Directions: Answer with one number: how many lines have "evaluations".

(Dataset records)
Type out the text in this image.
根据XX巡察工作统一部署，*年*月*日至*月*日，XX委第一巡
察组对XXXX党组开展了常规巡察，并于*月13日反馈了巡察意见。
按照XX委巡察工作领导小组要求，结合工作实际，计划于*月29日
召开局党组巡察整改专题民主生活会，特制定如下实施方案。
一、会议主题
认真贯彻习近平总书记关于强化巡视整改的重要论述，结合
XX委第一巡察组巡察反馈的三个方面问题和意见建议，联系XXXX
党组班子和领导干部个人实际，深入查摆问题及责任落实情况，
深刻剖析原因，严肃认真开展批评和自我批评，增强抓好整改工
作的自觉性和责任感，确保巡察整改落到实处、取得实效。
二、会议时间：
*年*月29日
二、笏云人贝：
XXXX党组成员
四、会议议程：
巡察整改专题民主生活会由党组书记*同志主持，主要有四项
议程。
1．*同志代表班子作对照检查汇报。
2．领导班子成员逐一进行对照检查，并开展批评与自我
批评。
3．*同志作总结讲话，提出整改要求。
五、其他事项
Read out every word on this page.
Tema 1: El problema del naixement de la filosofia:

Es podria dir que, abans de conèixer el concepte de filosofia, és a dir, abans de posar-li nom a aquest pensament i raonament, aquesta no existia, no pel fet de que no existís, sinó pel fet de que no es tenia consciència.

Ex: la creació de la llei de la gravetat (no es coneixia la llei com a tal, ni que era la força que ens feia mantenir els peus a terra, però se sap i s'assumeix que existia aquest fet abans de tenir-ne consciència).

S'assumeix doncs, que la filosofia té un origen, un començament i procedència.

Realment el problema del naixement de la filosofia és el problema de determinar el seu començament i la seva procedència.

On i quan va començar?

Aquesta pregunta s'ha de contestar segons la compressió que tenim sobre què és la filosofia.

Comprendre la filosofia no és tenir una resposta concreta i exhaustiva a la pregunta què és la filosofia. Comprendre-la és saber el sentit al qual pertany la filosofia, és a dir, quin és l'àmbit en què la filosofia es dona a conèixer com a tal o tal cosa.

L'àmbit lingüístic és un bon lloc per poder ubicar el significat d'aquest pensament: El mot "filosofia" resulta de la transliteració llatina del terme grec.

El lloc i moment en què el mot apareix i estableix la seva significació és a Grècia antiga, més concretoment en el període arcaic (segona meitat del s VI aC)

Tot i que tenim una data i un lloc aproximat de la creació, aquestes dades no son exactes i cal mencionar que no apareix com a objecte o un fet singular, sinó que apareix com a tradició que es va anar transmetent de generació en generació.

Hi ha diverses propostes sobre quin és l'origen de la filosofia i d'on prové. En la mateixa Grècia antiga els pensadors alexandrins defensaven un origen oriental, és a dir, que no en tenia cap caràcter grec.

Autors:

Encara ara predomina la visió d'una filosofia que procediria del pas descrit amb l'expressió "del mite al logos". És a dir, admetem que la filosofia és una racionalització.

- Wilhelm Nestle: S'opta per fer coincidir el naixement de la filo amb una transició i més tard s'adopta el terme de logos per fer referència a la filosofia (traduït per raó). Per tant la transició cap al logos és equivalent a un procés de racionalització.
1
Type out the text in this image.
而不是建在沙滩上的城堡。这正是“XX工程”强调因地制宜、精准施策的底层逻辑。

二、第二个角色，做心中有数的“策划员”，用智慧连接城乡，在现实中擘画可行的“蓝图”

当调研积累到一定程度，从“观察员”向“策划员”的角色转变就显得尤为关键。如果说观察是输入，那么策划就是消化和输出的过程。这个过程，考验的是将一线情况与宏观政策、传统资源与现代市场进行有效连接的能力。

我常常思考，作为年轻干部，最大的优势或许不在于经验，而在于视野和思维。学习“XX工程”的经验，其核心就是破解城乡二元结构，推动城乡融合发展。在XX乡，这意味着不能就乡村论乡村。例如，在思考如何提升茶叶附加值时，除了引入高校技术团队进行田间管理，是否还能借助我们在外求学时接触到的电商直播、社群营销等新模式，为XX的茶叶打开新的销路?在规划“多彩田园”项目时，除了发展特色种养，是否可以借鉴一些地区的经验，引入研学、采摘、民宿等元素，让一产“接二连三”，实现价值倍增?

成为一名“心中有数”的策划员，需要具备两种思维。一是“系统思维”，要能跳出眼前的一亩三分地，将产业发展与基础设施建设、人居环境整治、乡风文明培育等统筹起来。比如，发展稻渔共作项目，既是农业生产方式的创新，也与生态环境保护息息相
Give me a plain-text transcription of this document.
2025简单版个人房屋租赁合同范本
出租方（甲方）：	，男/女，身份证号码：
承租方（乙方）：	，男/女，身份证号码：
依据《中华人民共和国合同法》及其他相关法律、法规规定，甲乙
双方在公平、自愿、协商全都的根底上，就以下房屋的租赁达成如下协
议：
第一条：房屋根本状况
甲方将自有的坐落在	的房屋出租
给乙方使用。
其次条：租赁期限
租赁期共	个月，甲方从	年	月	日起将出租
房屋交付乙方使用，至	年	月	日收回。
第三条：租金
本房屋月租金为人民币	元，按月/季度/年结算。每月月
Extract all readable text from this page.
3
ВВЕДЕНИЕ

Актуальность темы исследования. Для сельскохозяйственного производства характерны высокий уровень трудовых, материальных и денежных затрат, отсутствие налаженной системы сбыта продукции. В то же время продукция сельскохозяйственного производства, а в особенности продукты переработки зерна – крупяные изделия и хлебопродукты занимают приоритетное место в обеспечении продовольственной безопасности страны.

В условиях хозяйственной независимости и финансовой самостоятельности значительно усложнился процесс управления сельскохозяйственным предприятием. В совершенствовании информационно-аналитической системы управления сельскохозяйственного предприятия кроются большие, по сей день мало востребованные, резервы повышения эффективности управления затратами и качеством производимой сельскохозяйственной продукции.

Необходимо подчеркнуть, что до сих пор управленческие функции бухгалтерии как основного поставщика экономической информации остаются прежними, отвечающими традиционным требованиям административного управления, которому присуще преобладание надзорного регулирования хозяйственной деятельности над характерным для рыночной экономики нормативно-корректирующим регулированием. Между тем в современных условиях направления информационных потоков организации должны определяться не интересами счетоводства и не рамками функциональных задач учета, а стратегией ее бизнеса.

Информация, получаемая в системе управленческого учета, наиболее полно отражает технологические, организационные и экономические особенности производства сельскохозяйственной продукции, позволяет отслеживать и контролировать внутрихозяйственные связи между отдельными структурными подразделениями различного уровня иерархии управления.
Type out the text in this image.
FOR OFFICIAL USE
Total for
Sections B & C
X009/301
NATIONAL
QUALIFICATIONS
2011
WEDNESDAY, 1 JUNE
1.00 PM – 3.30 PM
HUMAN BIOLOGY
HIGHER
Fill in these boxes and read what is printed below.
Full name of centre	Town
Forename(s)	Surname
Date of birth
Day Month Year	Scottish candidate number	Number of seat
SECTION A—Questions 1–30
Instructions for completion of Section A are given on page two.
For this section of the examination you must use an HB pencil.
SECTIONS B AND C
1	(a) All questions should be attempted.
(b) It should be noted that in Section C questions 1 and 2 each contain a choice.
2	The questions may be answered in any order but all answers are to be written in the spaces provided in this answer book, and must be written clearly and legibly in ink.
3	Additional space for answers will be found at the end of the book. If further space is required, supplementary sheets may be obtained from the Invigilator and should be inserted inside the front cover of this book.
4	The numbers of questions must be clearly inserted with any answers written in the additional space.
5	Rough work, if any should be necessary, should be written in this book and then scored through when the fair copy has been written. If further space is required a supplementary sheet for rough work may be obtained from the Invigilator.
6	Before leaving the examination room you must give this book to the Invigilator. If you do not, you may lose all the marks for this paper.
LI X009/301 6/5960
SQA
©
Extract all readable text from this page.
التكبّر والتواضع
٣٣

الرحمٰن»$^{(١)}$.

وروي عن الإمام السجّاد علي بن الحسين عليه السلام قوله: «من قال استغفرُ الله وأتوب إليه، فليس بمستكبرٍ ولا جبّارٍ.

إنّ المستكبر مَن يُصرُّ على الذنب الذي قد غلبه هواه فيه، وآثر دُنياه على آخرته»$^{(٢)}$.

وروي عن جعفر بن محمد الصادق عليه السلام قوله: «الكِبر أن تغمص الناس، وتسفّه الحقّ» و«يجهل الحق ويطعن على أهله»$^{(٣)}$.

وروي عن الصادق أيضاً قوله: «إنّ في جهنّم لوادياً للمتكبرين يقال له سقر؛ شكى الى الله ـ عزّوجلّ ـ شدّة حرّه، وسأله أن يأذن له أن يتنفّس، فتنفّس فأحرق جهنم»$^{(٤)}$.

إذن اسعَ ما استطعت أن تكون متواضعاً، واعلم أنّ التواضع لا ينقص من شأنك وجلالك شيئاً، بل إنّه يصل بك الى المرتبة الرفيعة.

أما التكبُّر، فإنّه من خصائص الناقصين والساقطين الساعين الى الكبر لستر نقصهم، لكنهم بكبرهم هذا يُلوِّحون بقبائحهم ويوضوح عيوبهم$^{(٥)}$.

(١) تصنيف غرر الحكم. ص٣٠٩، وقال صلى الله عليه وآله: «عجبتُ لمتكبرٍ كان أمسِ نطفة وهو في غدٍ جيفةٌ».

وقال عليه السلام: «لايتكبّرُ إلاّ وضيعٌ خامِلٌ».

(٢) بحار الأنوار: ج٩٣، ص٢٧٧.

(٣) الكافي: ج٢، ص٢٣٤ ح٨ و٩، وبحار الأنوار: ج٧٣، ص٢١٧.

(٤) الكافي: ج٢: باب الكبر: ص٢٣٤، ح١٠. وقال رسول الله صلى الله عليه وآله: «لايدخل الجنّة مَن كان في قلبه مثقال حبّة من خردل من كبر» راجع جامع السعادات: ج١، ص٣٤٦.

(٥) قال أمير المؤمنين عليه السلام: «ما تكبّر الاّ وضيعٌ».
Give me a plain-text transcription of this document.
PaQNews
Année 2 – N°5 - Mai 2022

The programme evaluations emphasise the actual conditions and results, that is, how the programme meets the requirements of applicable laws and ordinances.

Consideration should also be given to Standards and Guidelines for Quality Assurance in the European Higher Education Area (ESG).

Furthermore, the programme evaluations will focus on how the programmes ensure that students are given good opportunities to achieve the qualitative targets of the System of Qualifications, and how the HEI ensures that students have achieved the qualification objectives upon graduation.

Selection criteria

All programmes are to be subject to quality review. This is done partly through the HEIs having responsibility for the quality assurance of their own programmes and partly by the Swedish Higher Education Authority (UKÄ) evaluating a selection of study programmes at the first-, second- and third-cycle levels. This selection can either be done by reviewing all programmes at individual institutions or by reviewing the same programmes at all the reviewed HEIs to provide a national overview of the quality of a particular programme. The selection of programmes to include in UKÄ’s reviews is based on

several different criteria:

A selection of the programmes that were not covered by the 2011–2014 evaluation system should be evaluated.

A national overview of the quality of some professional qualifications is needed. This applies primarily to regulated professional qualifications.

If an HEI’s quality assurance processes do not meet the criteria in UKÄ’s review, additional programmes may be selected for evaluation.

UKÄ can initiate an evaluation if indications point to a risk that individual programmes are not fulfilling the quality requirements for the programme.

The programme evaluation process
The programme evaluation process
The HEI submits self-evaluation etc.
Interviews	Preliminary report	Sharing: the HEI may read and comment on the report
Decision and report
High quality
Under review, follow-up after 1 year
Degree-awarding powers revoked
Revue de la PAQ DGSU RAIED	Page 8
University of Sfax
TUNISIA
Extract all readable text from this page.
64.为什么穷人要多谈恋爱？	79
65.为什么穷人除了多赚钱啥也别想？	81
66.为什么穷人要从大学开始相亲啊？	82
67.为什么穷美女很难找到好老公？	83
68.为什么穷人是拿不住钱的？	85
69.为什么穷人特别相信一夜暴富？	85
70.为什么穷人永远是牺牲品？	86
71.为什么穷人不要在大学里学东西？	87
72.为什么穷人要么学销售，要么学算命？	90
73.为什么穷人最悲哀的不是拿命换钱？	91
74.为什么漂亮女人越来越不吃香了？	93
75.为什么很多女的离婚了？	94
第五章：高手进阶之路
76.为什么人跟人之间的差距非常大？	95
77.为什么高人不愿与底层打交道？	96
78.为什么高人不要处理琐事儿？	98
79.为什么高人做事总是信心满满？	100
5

Result of the task: 2